Element and coordinate records:

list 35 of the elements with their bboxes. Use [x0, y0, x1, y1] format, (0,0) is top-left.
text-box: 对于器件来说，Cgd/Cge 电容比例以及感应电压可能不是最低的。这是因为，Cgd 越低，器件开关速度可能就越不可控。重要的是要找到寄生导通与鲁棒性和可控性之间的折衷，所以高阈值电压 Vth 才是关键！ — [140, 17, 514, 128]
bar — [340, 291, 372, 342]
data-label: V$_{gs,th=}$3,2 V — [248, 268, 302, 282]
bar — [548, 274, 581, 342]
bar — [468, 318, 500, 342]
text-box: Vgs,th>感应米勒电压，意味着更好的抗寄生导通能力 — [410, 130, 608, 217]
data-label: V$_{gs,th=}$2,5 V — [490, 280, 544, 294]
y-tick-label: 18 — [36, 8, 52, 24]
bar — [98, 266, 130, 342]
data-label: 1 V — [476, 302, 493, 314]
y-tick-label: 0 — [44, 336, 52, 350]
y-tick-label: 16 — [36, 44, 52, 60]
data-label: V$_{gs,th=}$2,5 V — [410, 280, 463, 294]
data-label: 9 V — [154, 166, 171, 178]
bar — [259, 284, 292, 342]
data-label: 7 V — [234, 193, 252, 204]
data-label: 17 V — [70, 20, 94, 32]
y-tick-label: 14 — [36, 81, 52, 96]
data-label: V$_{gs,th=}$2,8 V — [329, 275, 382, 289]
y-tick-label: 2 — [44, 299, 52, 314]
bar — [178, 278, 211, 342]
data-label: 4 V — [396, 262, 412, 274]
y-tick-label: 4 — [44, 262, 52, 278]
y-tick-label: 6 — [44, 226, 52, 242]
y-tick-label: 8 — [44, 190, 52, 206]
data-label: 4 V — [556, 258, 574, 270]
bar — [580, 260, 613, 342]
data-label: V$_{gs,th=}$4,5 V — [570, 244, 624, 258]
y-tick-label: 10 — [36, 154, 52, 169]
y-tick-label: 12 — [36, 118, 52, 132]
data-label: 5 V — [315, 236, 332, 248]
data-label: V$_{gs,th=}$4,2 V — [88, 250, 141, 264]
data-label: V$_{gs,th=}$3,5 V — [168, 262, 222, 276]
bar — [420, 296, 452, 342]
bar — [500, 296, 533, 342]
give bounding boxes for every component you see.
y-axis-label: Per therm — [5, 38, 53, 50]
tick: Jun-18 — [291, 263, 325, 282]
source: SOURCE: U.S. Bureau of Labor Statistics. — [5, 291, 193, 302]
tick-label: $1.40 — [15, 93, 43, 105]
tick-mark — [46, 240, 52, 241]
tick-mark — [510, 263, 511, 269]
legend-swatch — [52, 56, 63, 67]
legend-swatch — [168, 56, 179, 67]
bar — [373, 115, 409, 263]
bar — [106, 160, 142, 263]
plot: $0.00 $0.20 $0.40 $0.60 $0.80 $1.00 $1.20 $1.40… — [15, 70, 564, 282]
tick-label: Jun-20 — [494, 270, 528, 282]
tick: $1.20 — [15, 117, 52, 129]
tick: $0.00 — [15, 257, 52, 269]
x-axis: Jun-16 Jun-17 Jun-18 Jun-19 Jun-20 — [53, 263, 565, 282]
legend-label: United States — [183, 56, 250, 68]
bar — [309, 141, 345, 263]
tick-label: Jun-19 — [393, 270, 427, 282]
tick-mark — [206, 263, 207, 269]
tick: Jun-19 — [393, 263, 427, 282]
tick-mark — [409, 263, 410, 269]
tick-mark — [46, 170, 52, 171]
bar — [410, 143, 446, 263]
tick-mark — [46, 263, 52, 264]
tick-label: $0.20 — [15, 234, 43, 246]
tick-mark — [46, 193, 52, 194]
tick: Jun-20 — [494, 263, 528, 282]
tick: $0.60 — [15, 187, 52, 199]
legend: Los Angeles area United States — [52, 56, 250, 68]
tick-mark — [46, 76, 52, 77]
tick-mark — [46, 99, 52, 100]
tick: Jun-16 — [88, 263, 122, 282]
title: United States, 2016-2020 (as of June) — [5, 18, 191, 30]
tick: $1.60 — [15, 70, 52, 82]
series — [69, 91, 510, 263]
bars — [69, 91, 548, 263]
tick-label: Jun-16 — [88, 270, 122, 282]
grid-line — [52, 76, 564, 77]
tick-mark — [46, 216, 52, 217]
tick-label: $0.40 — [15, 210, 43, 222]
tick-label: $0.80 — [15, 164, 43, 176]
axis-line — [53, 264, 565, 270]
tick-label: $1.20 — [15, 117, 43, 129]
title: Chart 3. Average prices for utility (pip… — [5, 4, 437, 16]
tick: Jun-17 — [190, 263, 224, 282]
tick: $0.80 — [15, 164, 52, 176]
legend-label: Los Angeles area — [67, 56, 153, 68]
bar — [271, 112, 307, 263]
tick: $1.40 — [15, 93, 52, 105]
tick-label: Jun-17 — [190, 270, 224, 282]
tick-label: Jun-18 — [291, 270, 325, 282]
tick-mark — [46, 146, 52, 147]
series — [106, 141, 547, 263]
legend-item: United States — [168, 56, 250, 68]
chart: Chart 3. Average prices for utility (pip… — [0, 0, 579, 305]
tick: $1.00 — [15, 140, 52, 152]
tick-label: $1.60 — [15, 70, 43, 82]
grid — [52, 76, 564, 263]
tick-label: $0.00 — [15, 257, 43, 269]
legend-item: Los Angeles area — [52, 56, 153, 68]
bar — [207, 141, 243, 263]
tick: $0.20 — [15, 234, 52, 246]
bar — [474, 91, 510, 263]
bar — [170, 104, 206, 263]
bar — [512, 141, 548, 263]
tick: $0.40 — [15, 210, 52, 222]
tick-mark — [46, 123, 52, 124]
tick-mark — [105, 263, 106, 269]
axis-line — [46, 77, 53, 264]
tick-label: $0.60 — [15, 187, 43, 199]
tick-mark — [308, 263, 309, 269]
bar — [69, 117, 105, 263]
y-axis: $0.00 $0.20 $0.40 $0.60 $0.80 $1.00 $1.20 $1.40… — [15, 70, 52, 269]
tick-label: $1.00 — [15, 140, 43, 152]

Your instructions:
Recast every one of the rows above as a Markdown table with two columns, "No." for the row number and "Line" for the text of that row. Leave out any blank lines.

Exercise response:
| No. | Line |
|---|---|
| 1 | list 35 of the elements with their bboxes. Use [x0, y0, x1, y1] format, (0,0) is top-left. |
| 2 | text-box: 对于器件来说，Cgd/Cge 电容比例以及感应电压可能不是最低的。这是因为，Cgd 越低，器件开关速度可能就越不可控。重要的是要找到寄生导通与鲁棒性和可控性之间的折衷，所以高阈值电压 Vth 才是关键！ — [140, 17, 514, 128] |
| 3 | bar — [340, 291, 372, 342] |
| 4 | data-label: V$_{gs,th=}$3,2 V — [248, 268, 302, 282] |
| 5 | bar — [548, 274, 581, 342] |
| 6 | bar — [468, 318, 500, 342] |
| 7 | text-box: Vgs,th>感应米勒电压，意味着更好的抗寄生导通能力 — [410, 130, 608, 217] |
| 8 | data-label: V$_{gs,th=}$2,5 V — [490, 280, 544, 294] |
| 9 | y-tick-label: 18 — [36, 8, 52, 24] |
| 10 | bar — [98, 266, 130, 342] |
| 11 | data-label: 1 V — [476, 302, 493, 314] |
| 12 | y-tick-label: 0 — [44, 336, 52, 350] |
| 13 | y-tick-label: 16 — [36, 44, 52, 60] |
| 14 | data-label: V$_{gs,th=}$2,5 V — [410, 280, 463, 294] |
| 15 | data-label: 9 V — [154, 166, 171, 178] |
| 16 | bar — [259, 284, 292, 342] |
| 17 | data-label: 7 V — [234, 193, 252, 204] |
| 18 | data-label: 17 V — [70, 20, 94, 32] |
| 19 | y-tick-label: 14 — [36, 81, 52, 96] |
| 20 | data-label: V$_{gs,th=}$2,8 V — [329, 275, 382, 289] |
| 21 | y-tick-label: 2 — [44, 299, 52, 314] |
| 22 | bar — [178, 278, 211, 342] |
| 23 | data-label: 4 V — [396, 262, 412, 274] |
| 24 | y-tick-label: 4 — [44, 262, 52, 278] |
| 25 | y-tick-label: 6 — [44, 226, 52, 242] |
| 26 | y-tick-label: 8 — [44, 190, 52, 206] |
| 27 | data-label: 4 V — [556, 258, 574, 270] |
| 28 | bar — [580, 260, 613, 342] |
| 29 | data-label: V$_{gs,th=}$4,5 V — [570, 244, 624, 258] |
| 30 | y-tick-label: 10 — [36, 154, 52, 169] |
| 31 | y-tick-label: 12 — [36, 118, 52, 132] |
| 32 | data-label: 5 V — [315, 236, 332, 248] |
| 33 | data-label: V$_{gs,th=}$4,2 V — [88, 250, 141, 264] |
| 34 | data-label: V$_{gs,th=}$3,5 V — [168, 262, 222, 276] |
| 35 | bar — [420, 296, 452, 342] |
| 36 | bar — [500, 296, 533, 342] |
| 37 | give bounding boxes for every component you see. |
| 38 | y-axis-label: Per therm — [5, 38, 53, 50] |
| 39 | tick: Jun-18 — [291, 263, 325, 282] |
| 40 | source: SOURCE: U.S. Bureau of Labor Statistics. — [5, 291, 193, 302] |
| 41 | tick-label: $1.40 — [15, 93, 43, 105] |
| 42 | tick-mark — [46, 240, 52, 241] |
| 43 | tick-mark — [510, 263, 511, 269] |
| 44 | legend-swatch — [52, 56, 63, 67] |
| 45 | legend-swatch — [168, 56, 179, 67] |
| 46 | bar — [373, 115, 409, 263] |
| 47 | bar — [106, 160, 142, 263] |
| 48 | plot: $0.00 $0.20 $0.40 $0.60 $0.80 $1.00 $1.20 $1.40… — [15, 70, 564, 282] |
| 49 | tick-label: Jun-20 — [494, 270, 528, 282] |
| 50 | tick: $1.20 — [15, 117, 52, 129] |
| 51 | tick: $0.00 — [15, 257, 52, 269] |
| 52 | x-axis: Jun-16 Jun-17 Jun-18 Jun-19 Jun-20 — [53, 263, 565, 282] |
| 53 | legend-label: United States — [183, 56, 250, 68] |
| 54 | bar — [309, 141, 345, 263] |
| 55 | tick-label: Jun-19 — [393, 270, 427, 282] |
| 56 | tick-mark — [206, 263, 207, 269] |
| 57 | tick: Jun-19 — [393, 263, 427, 282] |
| 58 | tick-mark — [409, 263, 410, 269] |
| 59 | tick-mark — [46, 170, 52, 171] |
| 60 | bar — [410, 143, 446, 263] |
| 61 | tick-mark — [46, 263, 52, 264] |
| 62 | tick-label: $0.20 — [15, 234, 43, 246] |
| 63 | tick-mark — [46, 193, 52, 194] |
| 64 | tick: Jun-20 — [494, 263, 528, 282] |
| 65 | tick: $0.60 — [15, 187, 52, 199] |
| 66 | legend: Los Angeles area United States — [52, 56, 250, 68] |
| 67 | tick-mark — [46, 76, 52, 77] |
| 68 | tick-mark — [46, 99, 52, 100] |
| 69 | tick: Jun-16 — [88, 263, 122, 282] |
| 70 | title: United States, 2016-2020 (as of June) — [5, 18, 191, 30] |
| 71 | tick: $1.60 — [15, 70, 52, 82] |
| 72 | series — [69, 91, 510, 263] |
| 73 | bars — [69, 91, 548, 263] |
| 74 | tick-label: Jun-16 — [88, 270, 122, 282] |
| 75 | grid-line — [52, 76, 564, 77] |
| 76 | tick-mark — [46, 216, 52, 217] |
| 77 | tick-label: $0.40 — [15, 210, 43, 222] |
| 78 | tick-label: $0.80 — [15, 164, 43, 176] |
| 79 | axis-line — [53, 264, 565, 270] |
| 80 | tick-label: $1.20 — [15, 117, 43, 129] |
| 81 | title: Chart 3. Average prices for utility (pip… — [5, 4, 437, 16] |
| 82 | tick: Jun-17 — [190, 263, 224, 282] |
| 83 | tick: $0.80 — [15, 164, 52, 176] |
| 84 | legend-label: Los Angeles area — [67, 56, 153, 68] |
| 85 | bar — [271, 112, 307, 263] |
| 86 | tick: $1.40 — [15, 93, 52, 105] |
| 87 | tick-label: Jun-17 — [190, 270, 224, 282] |
| 88 | tick-label: Jun-18 — [291, 270, 325, 282] |
| 89 | tick-mark — [46, 146, 52, 147] |
| 90 | series — [106, 141, 547, 263] |
| 91 | legend-item: United States — [168, 56, 250, 68] |
| 92 | chart: Chart 3. Average prices for utility (pip… — [0, 0, 579, 305] |
| 93 | tick: $1.00 — [15, 140, 52, 152] |
| 94 | tick-label: $1.60 — [15, 70, 43, 82] |
| 95 | grid — [52, 76, 564, 263] |
| 96 | tick-label: $0.00 — [15, 257, 43, 269] |
| 97 | legend-item: Los Angeles area — [52, 56, 153, 68] |
| 98 | bar — [207, 141, 243, 263] |
| 99 | tick: $0.20 — [15, 234, 52, 246] |
| 100 | bar — [474, 91, 510, 263] |
| 101 | bar — [170, 104, 206, 263] |
| 102 | bar — [512, 141, 548, 263] |
| 103 | tick: $0.40 — [15, 210, 52, 222] |
| 104 | tick-mark — [46, 123, 52, 124] |
| 105 | tick-mark — [105, 263, 106, 269] |
| 106 | axis-line — [46, 77, 53, 264] |
| 107 | tick-label: $0.60 — [15, 187, 43, 199] |
| 108 | tick-mark — [308, 263, 309, 269] |
| 109 | bar — [69, 117, 105, 263] |
| 110 | y-axis: $0.00 $0.20 $0.40 $0.60 $0.80 $1.00 $1.20 $1.40… — [15, 70, 52, 269] |
| 111 | tick-label: $1.00 — [15, 140, 43, 152] |